[Dataset excerpts]
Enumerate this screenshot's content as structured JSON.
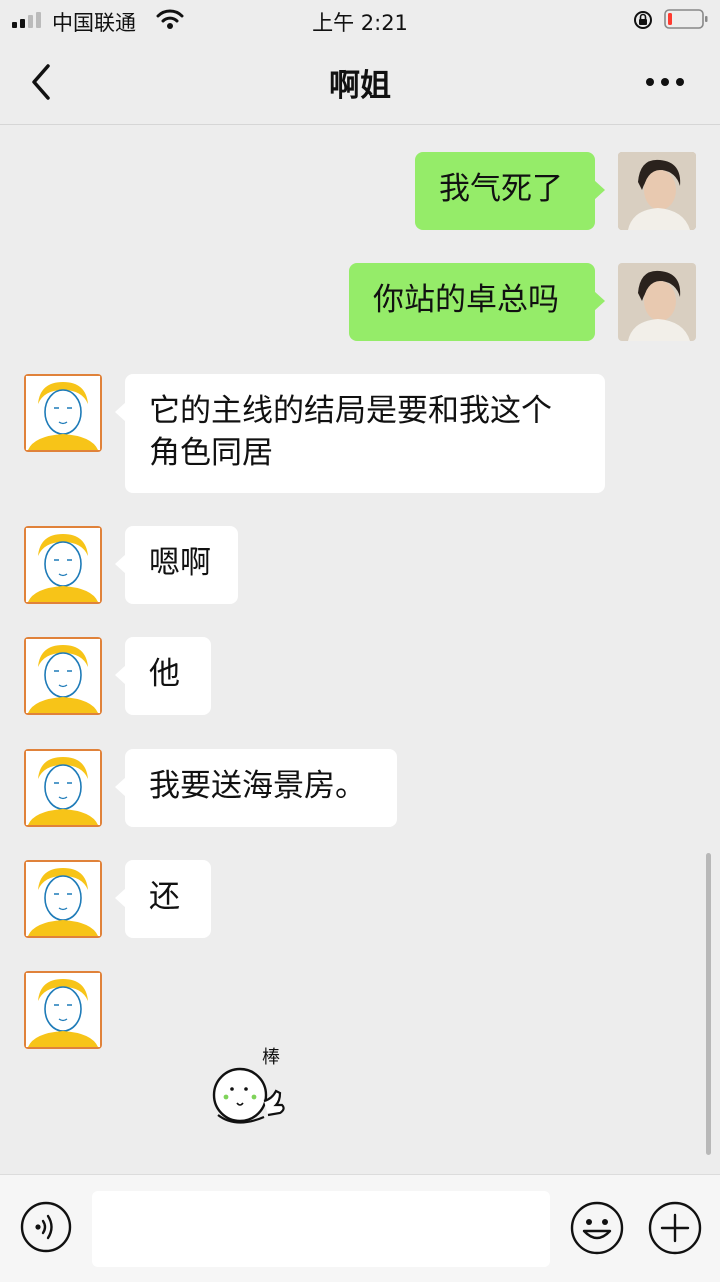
{
  "status_bar": {
    "carrier": "中国联通",
    "time": "上午 2:21"
  },
  "nav": {
    "title": "啊姐"
  },
  "messages": [
    {
      "from": "me",
      "text": "我气死了"
    },
    {
      "from": "me",
      "text": "你站的卓总吗"
    },
    {
      "from": "other",
      "text": "它的主线的结局是要和我这个角色同居"
    },
    {
      "from": "other",
      "text": "嗯啊"
    },
    {
      "from": "other",
      "text": "他"
    },
    {
      "from": "other",
      "text": "我要送海景房。"
    },
    {
      "from": "other",
      "text": "还"
    },
    {
      "from": "other",
      "sticker": "thumbs-up-face-sticker",
      "sticker_text": "棒"
    }
  ],
  "input": {
    "placeholder": ""
  },
  "icons": {
    "back": "chevron-left-icon",
    "more": "more-dots-icon",
    "voice": "voice-icon",
    "emoji": "emoji-icon",
    "plus": "plus-icon"
  },
  "colors": {
    "background": "#ededed",
    "my_bubble": "#95ec69",
    "their_bubble": "#ffffff"
  }
}
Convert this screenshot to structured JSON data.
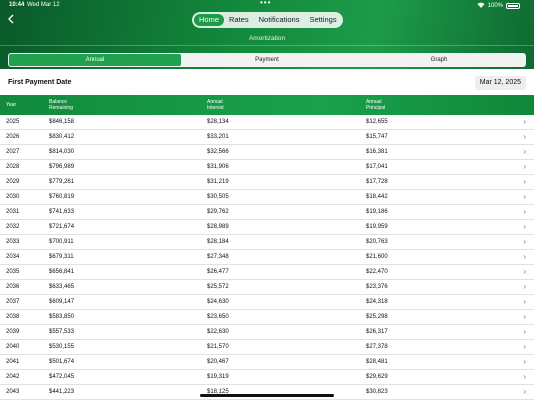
{
  "status": {
    "time": "10:44",
    "date": "Wed Mar 12",
    "battery": "100%"
  },
  "nav": {
    "tabs": [
      "Home",
      "Rates",
      "Notifications",
      "Settings"
    ],
    "active_index": 0
  },
  "page": {
    "subtitle": "Amortization"
  },
  "view_tabs": {
    "tabs": [
      "Annual",
      "Payment",
      "Graph"
    ],
    "active_index": 0
  },
  "first_payment": {
    "label": "First Payment Date",
    "date": "Mar 12, 2025"
  },
  "table": {
    "headers": {
      "year": "Year",
      "balance_line1": "Balance",
      "balance_line2": "Remaining",
      "interest_line1": "Annual",
      "interest_line2": "Interest",
      "principal_line1": "Annual",
      "principal_line2": "Principal"
    },
    "rows": [
      {
        "year": "2025",
        "balance": "$846,158",
        "interest": "$28,134",
        "principal": "$12,655"
      },
      {
        "year": "2026",
        "balance": "$830,412",
        "interest": "$33,201",
        "principal": "$15,747"
      },
      {
        "year": "2027",
        "balance": "$814,030",
        "interest": "$32,566",
        "principal": "$16,381"
      },
      {
        "year": "2028",
        "balance": "$796,989",
        "interest": "$31,906",
        "principal": "$17,041"
      },
      {
        "year": "2029",
        "balance": "$779,261",
        "interest": "$31,219",
        "principal": "$17,728"
      },
      {
        "year": "2030",
        "balance": "$760,819",
        "interest": "$30,505",
        "principal": "$18,442"
      },
      {
        "year": "2031",
        "balance": "$741,633",
        "interest": "$29,762",
        "principal": "$19,186"
      },
      {
        "year": "2032",
        "balance": "$721,674",
        "interest": "$28,989",
        "principal": "$19,959"
      },
      {
        "year": "2033",
        "balance": "$700,911",
        "interest": "$28,184",
        "principal": "$20,763"
      },
      {
        "year": "2034",
        "balance": "$679,311",
        "interest": "$27,348",
        "principal": "$21,600"
      },
      {
        "year": "2035",
        "balance": "$656,841",
        "interest": "$26,477",
        "principal": "$22,470"
      },
      {
        "year": "2036",
        "balance": "$633,465",
        "interest": "$25,572",
        "principal": "$23,376"
      },
      {
        "year": "2037",
        "balance": "$609,147",
        "interest": "$24,630",
        "principal": "$24,318"
      },
      {
        "year": "2038",
        "balance": "$583,850",
        "interest": "$23,650",
        "principal": "$25,298"
      },
      {
        "year": "2039",
        "balance": "$557,533",
        "interest": "$22,630",
        "principal": "$26,317"
      },
      {
        "year": "2040",
        "balance": "$530,155",
        "interest": "$21,570",
        "principal": "$27,378"
      },
      {
        "year": "2041",
        "balance": "$501,674",
        "interest": "$20,467",
        "principal": "$28,481"
      },
      {
        "year": "2042",
        "balance": "$472,045",
        "interest": "$19,319",
        "principal": "$29,629"
      },
      {
        "year": "2043",
        "balance": "$441,223",
        "interest": "$18,125",
        "principal": "$30,823"
      }
    ]
  }
}
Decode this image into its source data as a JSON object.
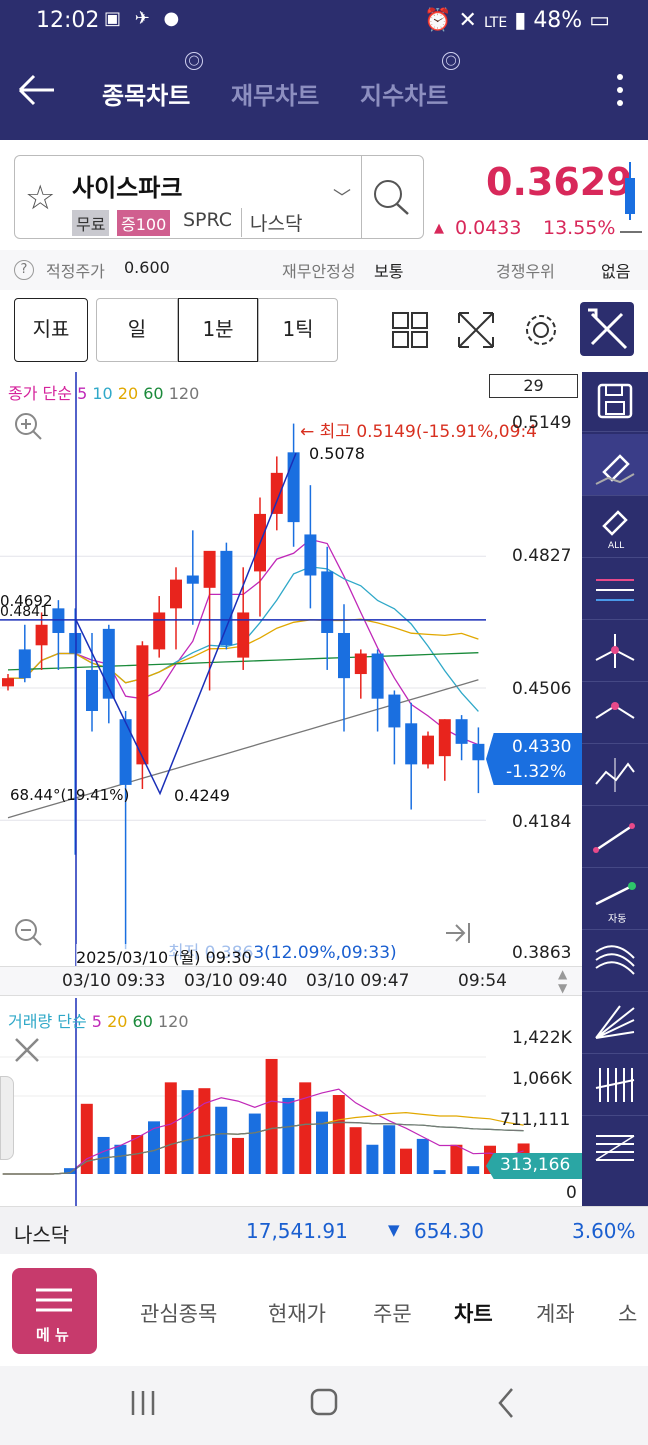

Aim of the exercise ▸
Repeat the material above word for word, please, apart from its images.

Solution to this task ▸
Enumerate this screenshot's content as structured JSON.
{
  "status_bar": {
    "carrier": "中国联通",
    "time": "上午 2:21"
  },
  "nav": {
    "title": "啊姐"
  },
  "messages": [
    {
      "from": "me",
      "text": "我气死了"
    },
    {
      "from": "me",
      "text": "你站的卓总吗"
    },
    {
      "from": "other",
      "text": "它的主线的结局是要和我这个角色同居"
    },
    {
      "from": "other",
      "text": "嗯啊"
    },
    {
      "from": "other",
      "text": "他"
    },
    {
      "from": "other",
      "text": "我要送海景房。"
    },
    {
      "from": "other",
      "text": "还"
    },
    {
      "from": "other",
      "sticker": "thumbs-up-face-sticker",
      "sticker_text": "棒"
    }
  ],
  "input": {
    "placeholder": ""
  },
  "icons": {
    "back": "chevron-left-icon",
    "more": "more-dots-icon",
    "voice": "voice-icon",
    "emoji": "emoji-icon",
    "plus": "plus-icon"
  },
  "colors": {
    "background": "#ededed",
    "my_bubble": "#95ec69",
    "their_bubble": "#ffffff"
  }
}
Convert this screenshot to structured JSON data.
{
  "status": {
    "time": "10:44",
    "date": "Wed Mar 12",
    "battery": "100%"
  },
  "nav": {
    "tabs": [
      "Home",
      "Rates",
      "Notifications",
      "Settings"
    ],
    "active_index": 0
  },
  "page": {
    "subtitle": "Amortization"
  },
  "view_tabs": {
    "tabs": [
      "Annual",
      "Payment",
      "Graph"
    ],
    "active_index": 0
  },
  "first_payment": {
    "label": "First Payment Date",
    "date": "Mar 12, 2025"
  },
  "table": {
    "headers": {
      "year": "Year",
      "balance_line1": "Balance",
      "balance_line2": "Remaining",
      "interest_line1": "Annual",
      "interest_line2": "Interest",
      "principal_line1": "Annual",
      "principal_line2": "Principal"
    },
    "rows": [
      {
        "year": "2025",
        "balance": "$846,158",
        "interest": "$28,134",
        "principal": "$12,655"
      },
      {
        "year": "2026",
        "balance": "$830,412",
        "interest": "$33,201",
        "principal": "$15,747"
      },
      {
        "year": "2027",
        "balance": "$814,030",
        "interest": "$32,566",
        "principal": "$16,381"
      },
      {
        "year": "2028",
        "balance": "$796,989",
        "interest": "$31,906",
        "principal": "$17,041"
      },
      {
        "year": "2029",
        "balance": "$779,261",
        "interest": "$31,219",
        "principal": "$17,728"
      },
      {
        "year": "2030",
        "balance": "$760,819",
        "interest": "$30,505",
        "principal": "$18,442"
      },
      {
        "year": "2031",
        "balance": "$741,633",
        "interest": "$29,762",
        "principal": "$19,186"
      },
      {
        "year": "2032",
        "balance": "$721,674",
        "interest": "$28,989",
        "principal": "$19,959"
      },
      {
        "year": "2033",
        "balance": "$700,911",
        "interest": "$28,184",
        "principal": "$20,763"
      },
      {
        "year": "2034",
        "balance": "$679,311",
        "interest": "$27,348",
        "principal": "$21,600"
      },
      {
        "year": "2035",
        "balance": "$656,841",
        "interest": "$26,477",
        "principal": "$22,470"
      },
      {
        "year": "2036",
        "balance": "$633,465",
        "interest": "$25,572",
        "principal": "$23,376"
      },
      {
        "year": "2037",
        "balance": "$609,147",
        "interest": "$24,630",
        "principal": "$24,318"
      },
      {
        "year": "2038",
        "balance": "$583,850",
        "interest": "$23,650",
        "principal": "$25,298"
      },
      {
        "year": "2039",
        "balance": "$557,533",
        "interest": "$22,630",
        "principal": "$26,317"
      },
      {
        "year": "2040",
        "balance": "$530,155",
        "interest": "$21,570",
        "principal": "$27,378"
      },
      {
        "year": "2041",
        "balance": "$501,674",
        "interest": "$20,467",
        "principal": "$28,481"
      },
      {
        "year": "2042",
        "balance": "$472,045",
        "interest": "$19,319",
        "principal": "$29,629"
      },
      {
        "year": "2043",
        "balance": "$441,223",
        "interest": "$18,125",
        "principal": "$30,823"
      }
    ]
  }
}
Decode this image into its source data as a JSON object.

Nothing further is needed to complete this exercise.